* STATED PROBLEM *
Write the data out again exactly, dropping any images it holds.

Entries taken from a collection:
----------
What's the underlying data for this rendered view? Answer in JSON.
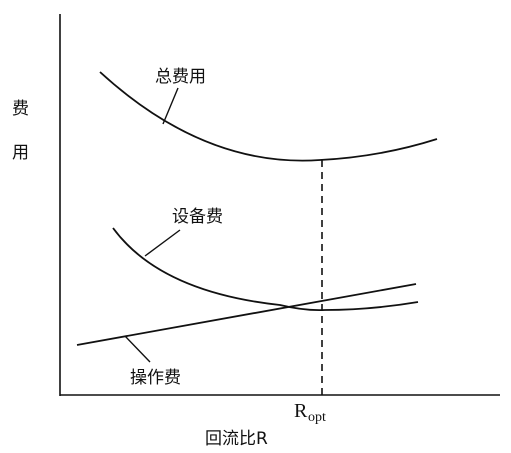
{
  "axes": {
    "y_label": [
      "费",
      "用"
    ],
    "x_label": "回流比R"
  },
  "curves": [
    {
      "label": "总费用"
    },
    {
      "label": "设备费"
    },
    {
      "label": "操作费"
    }
  ],
  "marker": {
    "symbol": "R",
    "subscript": "opt"
  }
}
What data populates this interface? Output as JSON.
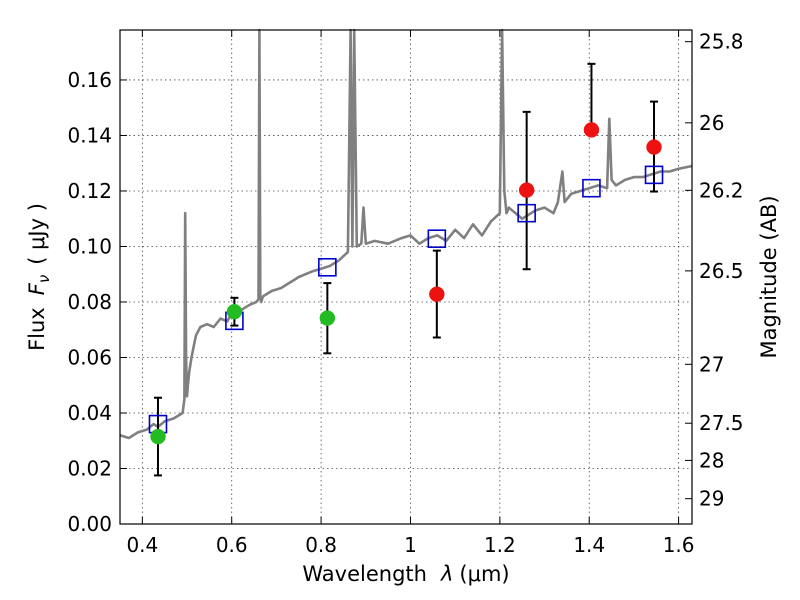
{
  "chart_data": {
    "type": "scatter",
    "xlabel_prefix": "Wavelength",
    "xlabel_symbol": "λ",
    "xlabel_unit": "(μm)",
    "ylabel_prefix": "Flux",
    "ylabel_symbol": "F",
    "ylabel_subscript": "ν",
    "ylabel_unit": "( μJy )",
    "y2label": "Magnitude (AB)",
    "xlim": [
      0.35,
      1.63
    ],
    "ylim": [
      0.0,
      0.178
    ],
    "grid": true,
    "x_ticks": [
      0.4,
      0.6,
      0.8,
      1.0,
      1.2,
      1.4,
      1.6
    ],
    "x_tick_labels": [
      "0.4",
      "0.6",
      "0.8",
      "1",
      "1.2",
      "1.4",
      "1.6"
    ],
    "y_ticks": [
      0.0,
      0.02,
      0.04,
      0.06,
      0.08,
      0.1,
      0.12,
      0.14,
      0.16
    ],
    "y_tick_labels": [
      "0.00",
      "0.02",
      "0.04",
      "0.06",
      "0.08",
      "0.10",
      "0.12",
      "0.14",
      "0.16"
    ],
    "mag_ticks": [
      25.8,
      26,
      26.2,
      26.5,
      27,
      27.5,
      28,
      29
    ],
    "mag_tick_labels": [
      "25.8",
      "26",
      "26.2",
      "26.5",
      "27",
      "27.5",
      "28",
      "29"
    ],
    "series": [
      {
        "marker": "circle",
        "color": "#22bb22",
        "x": [
          0.435,
          0.606,
          0.814
        ],
        "y": [
          0.0315,
          0.0765,
          0.0742
        ],
        "yerr_low": [
          0.0175,
          0.0715,
          0.0615
        ],
        "yerr_high": [
          0.0455,
          0.0815,
          0.0868
        ]
      },
      {
        "marker": "circle",
        "color": "#ee1111",
        "x": [
          1.059,
          1.26,
          1.405,
          1.545
        ],
        "y": [
          0.0828,
          0.1203,
          0.142,
          0.1358
        ],
        "yerr_low": [
          0.0672,
          0.0918,
          null,
          0.1198
        ],
        "yerr_high": [
          0.0985,
          0.1485,
          0.1658,
          0.1522
        ]
      },
      {
        "marker": "open-square",
        "color": "#0000cc",
        "x": [
          0.435,
          0.606,
          0.814,
          1.059,
          1.26,
          1.405,
          1.545
        ],
        "y": [
          0.036,
          0.0732,
          0.0925,
          0.1028,
          0.112,
          0.121,
          0.1258
        ]
      },
      {
        "marker": "line",
        "color": "#808080",
        "x": [
          0.35,
          0.37,
          0.39,
          0.41,
          0.425,
          0.435,
          0.45,
          0.47,
          0.48,
          0.49,
          0.494,
          0.496,
          0.498,
          0.5,
          0.502,
          0.505,
          0.51,
          0.515,
          0.52,
          0.53,
          0.545,
          0.56,
          0.575,
          0.59,
          0.6,
          0.62,
          0.64,
          0.655,
          0.66,
          0.662,
          0.664,
          0.666,
          0.67,
          0.69,
          0.71,
          0.73,
          0.75,
          0.78,
          0.8,
          0.82,
          0.84,
          0.86,
          0.866,
          0.87,
          0.874,
          0.88,
          0.89,
          0.895,
          0.9,
          0.92,
          0.95,
          0.98,
          1.0,
          1.02,
          1.04,
          1.06,
          1.08,
          1.1,
          1.12,
          1.14,
          1.16,
          1.18,
          1.2,
          1.205,
          1.21,
          1.215,
          1.22,
          1.25,
          1.28,
          1.3,
          1.32,
          1.33,
          1.34,
          1.345,
          1.36,
          1.38,
          1.4,
          1.42,
          1.44,
          1.445,
          1.45,
          1.46,
          1.48,
          1.5,
          1.52,
          1.54,
          1.56,
          1.58,
          1.6,
          1.63
        ],
        "y": [
          0.032,
          0.031,
          0.033,
          0.034,
          0.036,
          0.035,
          0.037,
          0.038,
          0.039,
          0.04,
          0.045,
          0.112,
          0.06,
          0.046,
          0.05,
          0.055,
          0.06,
          0.064,
          0.068,
          0.071,
          0.072,
          0.071,
          0.074,
          0.073,
          0.076,
          0.077,
          0.079,
          0.08,
          0.081,
          0.178,
          0.082,
          0.08,
          0.082,
          0.084,
          0.085,
          0.087,
          0.089,
          0.091,
          0.092,
          0.093,
          0.095,
          0.098,
          0.178,
          0.1,
          0.178,
          0.1,
          0.101,
          0.114,
          0.101,
          0.102,
          0.101,
          0.103,
          0.104,
          0.101,
          0.103,
          0.104,
          0.102,
          0.106,
          0.103,
          0.108,
          0.104,
          0.109,
          0.112,
          0.178,
          0.12,
          0.112,
          0.114,
          0.11,
          0.113,
          0.114,
          0.112,
          0.116,
          0.127,
          0.116,
          0.119,
          0.12,
          0.121,
          0.122,
          0.121,
          0.146,
          0.124,
          0.122,
          0.124,
          0.125,
          0.125,
          0.126,
          0.127,
          0.127,
          0.128,
          0.129
        ]
      }
    ]
  }
}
----------
* TASK RESULT *
What's the underlying data for this rendered view? Answer in JSON.
{
  "axes": {
    "y_label": [
      "费",
      "用"
    ],
    "x_label": "回流比R"
  },
  "curves": [
    {
      "label": "总费用"
    },
    {
      "label": "设备费"
    },
    {
      "label": "操作费"
    }
  ],
  "marker": {
    "symbol": "R",
    "subscript": "opt"
  }
}
What data populates this interface? Output as JSON.
{
  "chart_data": {
    "type": "scatter",
    "xlabel_prefix": "Wavelength",
    "xlabel_symbol": "λ",
    "xlabel_unit": "(μm)",
    "ylabel_prefix": "Flux",
    "ylabel_symbol": "F",
    "ylabel_subscript": "ν",
    "ylabel_unit": "( μJy )",
    "y2label": "Magnitude (AB)",
    "xlim": [
      0.35,
      1.63
    ],
    "ylim": [
      0.0,
      0.178
    ],
    "grid": true,
    "x_ticks": [
      0.4,
      0.6,
      0.8,
      1.0,
      1.2,
      1.4,
      1.6
    ],
    "x_tick_labels": [
      "0.4",
      "0.6",
      "0.8",
      "1",
      "1.2",
      "1.4",
      "1.6"
    ],
    "y_ticks": [
      0.0,
      0.02,
      0.04,
      0.06,
      0.08,
      0.1,
      0.12,
      0.14,
      0.16
    ],
    "y_tick_labels": [
      "0.00",
      "0.02",
      "0.04",
      "0.06",
      "0.08",
      "0.10",
      "0.12",
      "0.14",
      "0.16"
    ],
    "mag_ticks": [
      25.8,
      26,
      26.2,
      26.5,
      27,
      27.5,
      28,
      29
    ],
    "mag_tick_labels": [
      "25.8",
      "26",
      "26.2",
      "26.5",
      "27",
      "27.5",
      "28",
      "29"
    ],
    "series": [
      {
        "marker": "circle",
        "color": "#22bb22",
        "x": [
          0.435,
          0.606,
          0.814
        ],
        "y": [
          0.0315,
          0.0765,
          0.0742
        ],
        "yerr_low": [
          0.0175,
          0.0715,
          0.0615
        ],
        "yerr_high": [
          0.0455,
          0.0815,
          0.0868
        ]
      },
      {
        "marker": "circle",
        "color": "#ee1111",
        "x": [
          1.059,
          1.26,
          1.405,
          1.545
        ],
        "y": [
          0.0828,
          0.1203,
          0.142,
          0.1358
        ],
        "yerr_low": [
          0.0672,
          0.0918,
          null,
          0.1198
        ],
        "yerr_high": [
          0.0985,
          0.1485,
          0.1658,
          0.1522
        ]
      },
      {
        "marker": "open-square",
        "color": "#0000cc",
        "x": [
          0.435,
          0.606,
          0.814,
          1.059,
          1.26,
          1.405,
          1.545
        ],
        "y": [
          0.036,
          0.0732,
          0.0925,
          0.1028,
          0.112,
          0.121,
          0.1258
        ]
      },
      {
        "marker": "line",
        "color": "#808080",
        "x": [
          0.35,
          0.37,
          0.39,
          0.41,
          0.425,
          0.435,
          0.45,
          0.47,
          0.48,
          0.49,
          0.494,
          0.496,
          0.498,
          0.5,
          0.502,
          0.505,
          0.51,
          0.515,
          0.52,
          0.53,
          0.545,
          0.56,
          0.575,
          0.59,
          0.6,
          0.62,
          0.64,
          0.655,
          0.66,
          0.662,
          0.664,
          0.666,
          0.67,
          0.69,
          0.71,
          0.73,
          0.75,
          0.78,
          0.8,
          0.82,
          0.84,
          0.86,
          0.866,
          0.87,
          0.874,
          0.88,
          0.89,
          0.895,
          0.9,
          0.92,
          0.95,
          0.98,
          1.0,
          1.02,
          1.04,
          1.06,
          1.08,
          1.1,
          1.12,
          1.14,
          1.16,
          1.18,
          1.2,
          1.205,
          1.21,
          1.215,
          1.22,
          1.25,
          1.28,
          1.3,
          1.32,
          1.33,
          1.34,
          1.345,
          1.36,
          1.38,
          1.4,
          1.42,
          1.44,
          1.445,
          1.45,
          1.46,
          1.48,
          1.5,
          1.52,
          1.54,
          1.56,
          1.58,
          1.6,
          1.63
        ],
        "y": [
          0.032,
          0.031,
          0.033,
          0.034,
          0.036,
          0.035,
          0.037,
          0.038,
          0.039,
          0.04,
          0.045,
          0.112,
          0.06,
          0.046,
          0.05,
          0.055,
          0.06,
          0.064,
          0.068,
          0.071,
          0.072,
          0.071,
          0.074,
          0.073,
          0.076,
          0.077,
          0.079,
          0.08,
          0.081,
          0.178,
          0.082,
          0.08,
          0.082,
          0.084,
          0.085,
          0.087,
          0.089,
          0.091,
          0.092,
          0.093,
          0.095,
          0.098,
          0.178,
          0.1,
          0.178,
          0.1,
          0.101,
          0.114,
          0.101,
          0.102,
          0.101,
          0.103,
          0.104,
          0.101,
          0.103,
          0.104,
          0.102,
          0.106,
          0.103,
          0.108,
          0.104,
          0.109,
          0.112,
          0.178,
          0.12,
          0.112,
          0.114,
          0.11,
          0.113,
          0.114,
          0.112,
          0.116,
          0.127,
          0.116,
          0.119,
          0.12,
          0.121,
          0.122,
          0.121,
          0.146,
          0.124,
          0.122,
          0.124,
          0.125,
          0.125,
          0.126,
          0.127,
          0.127,
          0.128,
          0.129
        ]
      }
    ]
  }
}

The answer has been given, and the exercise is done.